Provided information:
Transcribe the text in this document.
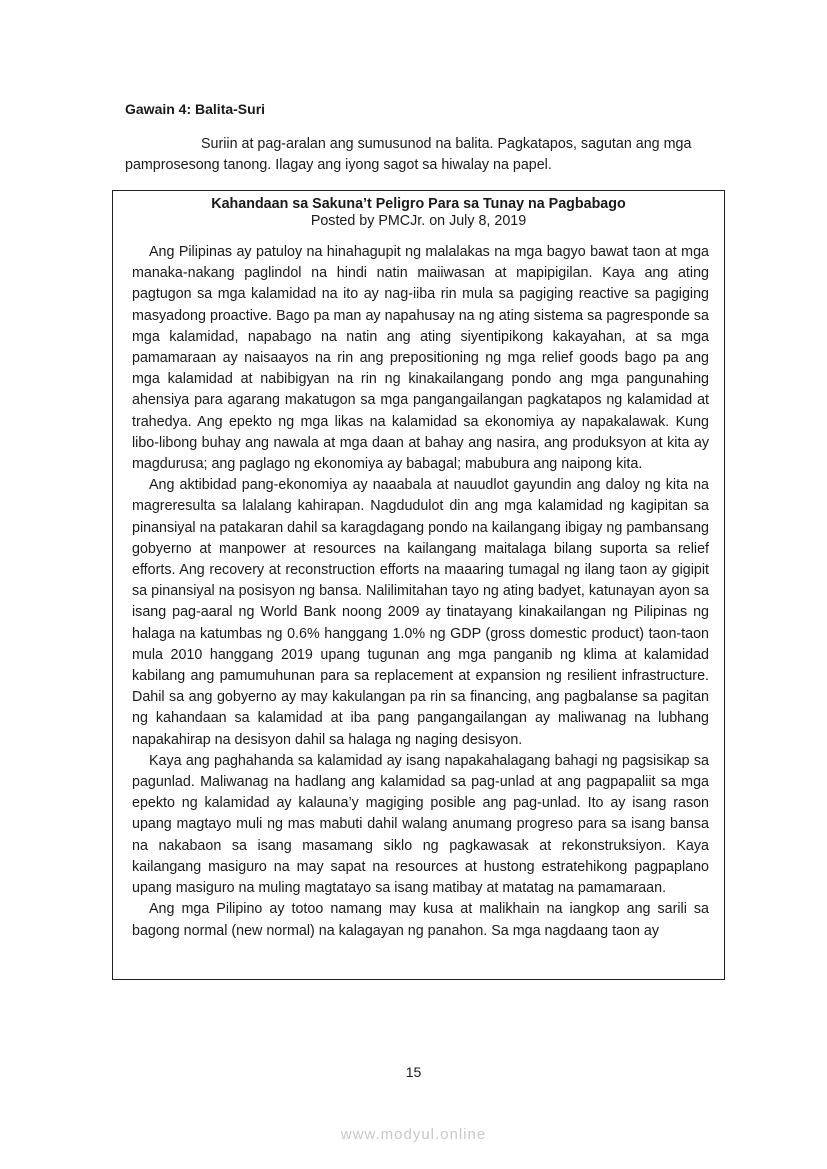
Gawain 4: Balita-Suri

Suriin at pag-aralan ang sumusunod na balita. Pagkatapos, sagutan ang mga pamprosesong tanong. Ilagay ang iyong sagot sa hiwalay na papel.

Kahandaan sa Sakuna’t Peligro Para sa Tunay na Pagbabago

Posted by PMCJr. on July 8, 2019

Ang Pilipinas ay patuloy na hinahagupit ng malalakas na mga bagyo bawat taon at mga manaka-nakang paglindol na hindi natin maiiwasan at mapipigilan. Kaya ang ating pagtugon sa mga kalamidad na ito ay nag-iiba rin mula sa pagiging reactive sa pagiging masyadong proactive. Bago pa man ay napahusay na ng ating sistema sa pagresponde sa mga kalamidad, napabago na natin ang ating siyentipikong kakayahan, at sa mga pamamaraan ay naisaayos na rin ang prepositioning ng mga relief goods bago pa ang mga kalamidad at nabibigyan na rin ng kinakailangang pondo ang mga pangunahing ahensiya para agarang makatugon sa mga pangangailangan pagkatapos ng kalamidad at trahedya. Ang epekto ng mga likas na kalamidad sa ekonomiya ay napakalawak. Kung libo-libong buhay ang nawala at mga daan at bahay ang nasira, ang produksyon at kita ay magdurusa; ang paglago ng ekonomiya ay babagal; mabubura ang naipong kita.

Ang aktibidad pang-ekonomiya ay naaabala at nauudlot gayundin ang daloy ng kita na magreresulta sa lalalang kahirapan. Nagdudulot din ang mga kalamidad ng kagipitan sa pinansiyal na patakaran dahil sa karagdagang pondo na kailangang ibigay ng pambansang gobyerno at manpower at resources na kailangang maitalaga bilang suporta sa relief efforts. Ang recovery at reconstruction efforts na maaaring tumagal ng ilang taon ay gigipit sa pinansiyal na posisyon ng bansa. Nalilimitahan tayo ng ating badyet, katunayan ayon sa isang pag-aaral ng World Bank noong 2009 ay tinatayang kinakailangan ng Pilipinas ng halaga na katumbas ng 0.6% hanggang 1.0% ng GDP (gross domestic product) taon-taon mula 2010 hanggang 2019 upang tugunan ang mga panganib ng klima at kalamidad kabilang ang pamumuhunan para sa replacement at expansion ng resilient infrastructure. Dahil sa ang gobyerno ay may kakulangan pa rin sa financing, ang pagbalanse sa pagitan ng kahandaan sa kalamidad at iba pang pangangailangan ay maliwanag na lubhang napakahirap na desisyon dahil sa halaga ng naging desisyon.

Kaya ang paghahanda sa kalamidad ay isang napakahalagang bahagi ng pagsisikap sa pagunlad. Maliwanag na hadlang ang kalamidad sa pag-unlad at ang pagpapaliit sa mga epekto ng kalamidad ay kalauna’y magiging posible ang pag-unlad. Ito ay isang rason upang magtayo muli ng mas mabuti dahil walang anumang progreso para sa isang bansa na nakabaon sa isang masamang siklo ng pagkawasak at rekonstruksiyon. Kaya kailangang masiguro na may sapat na resources at hustong estratehikong pagpaplano upang masiguro na muling magtatayo sa isang matibay at matatag na pamamaraan.

Ang mga Pilipino ay totoo namang may kusa at malikhain na iangkop ang sarili sa bagong normal (new normal) na kalagayan ng panahon. Sa mga nagdaang taon ay

15

www.modyul.online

Exercise instructions:
Transcribe every line from the records above without alteration, and leave out the images.

Exercise result:
Transcribe the text in this document.
Gawain 4: Balita-Suri

Suriin at pag-aralan ang sumusunod na balita. Pagkatapos, sagutan ang mga pamprosesong tanong. Ilagay ang iyong sagot sa hiwalay na papel.

Kahandaan sa Sakuna’t Peligro Para sa Tunay na Pagbabago

Posted by PMCJr. on July 8, 2019

Ang Pilipinas ay patuloy na hinahagupit ng malalakas na mga bagyo bawat taon at mga manaka-nakang paglindol na hindi natin maiiwasan at mapipigilan. Kaya ang ating pagtugon sa mga kalamidad na ito ay nag-iiba rin mula sa pagiging reactive sa pagiging masyadong proactive. Bago pa man ay napahusay na ng ating sistema sa pagresponde sa mga kalamidad, napabago na natin ang ating siyentipikong kakayahan, at sa mga pamamaraan ay naisaayos na rin ang prepositioning ng mga relief goods bago pa ang mga kalamidad at nabibigyan na rin ng kinakailangang pondo ang mga pangunahing ahensiya para agarang makatugon sa mga pangangailangan pagkatapos ng kalamidad at trahedya. Ang epekto ng mga likas na kalamidad sa ekonomiya ay napakalawak. Kung libo-libong buhay ang nawala at mga daan at bahay ang nasira, ang produksyon at kita ay magdurusa; ang paglago ng ekonomiya ay babagal; mabubura ang naipong kita.

Ang aktibidad pang-ekonomiya ay naaabala at nauudlot gayundin ang daloy ng kita na magreresulta sa lalalang kahirapan. Nagdudulot din ang mga kalamidad ng kagipitan sa pinansiyal na patakaran dahil sa karagdagang pondo na kailangang ibigay ng pambansang gobyerno at manpower at resources na kailangang maitalaga bilang suporta sa relief efforts. Ang recovery at reconstruction efforts na maaaring tumagal ng ilang taon ay gigipit sa pinansiyal na posisyon ng bansa. Nalilimitahan tayo ng ating badyet, katunayan ayon sa isang pag-aaral ng World Bank noong 2009 ay tinatayang kinakailangan ng Pilipinas ng halaga na katumbas ng 0.6% hanggang 1.0% ng GDP (gross domestic product) taon-taon mula 2010 hanggang 2019 upang tugunan ang mga panganib ng klima at kalamidad kabilang ang pamumuhunan para sa replacement at expansion ng resilient infrastructure. Dahil sa ang gobyerno ay may kakulangan pa rin sa financing, ang pagbalanse sa pagitan ng kahandaan sa kalamidad at iba pang pangangailangan ay maliwanag na lubhang napakahirap na desisyon dahil sa halaga ng naging desisyon.

Kaya ang paghahanda sa kalamidad ay isang napakahalagang bahagi ng pagsisikap sa pagunlad. Maliwanag na hadlang ang kalamidad sa pag-unlad at ang pagpapaliit sa mga epekto ng kalamidad ay kalauna’y magiging posible ang pag-unlad. Ito ay isang rason upang magtayo muli ng mas mabuti dahil walang anumang progreso para sa isang bansa na nakabaon sa isang masamang siklo ng pagkawasak at rekonstruksiyon. Kaya kailangang masiguro na may sapat na resources at hustong estratehikong pagpaplano upang masiguro na muling magtatayo sa isang matibay at matatag na pamamaraan.

Ang mga Pilipino ay totoo namang may kusa at malikhain na iangkop ang sarili sa bagong normal (new normal) na kalagayan ng panahon. Sa mga nagdaang taon ay

15

www.modyul.online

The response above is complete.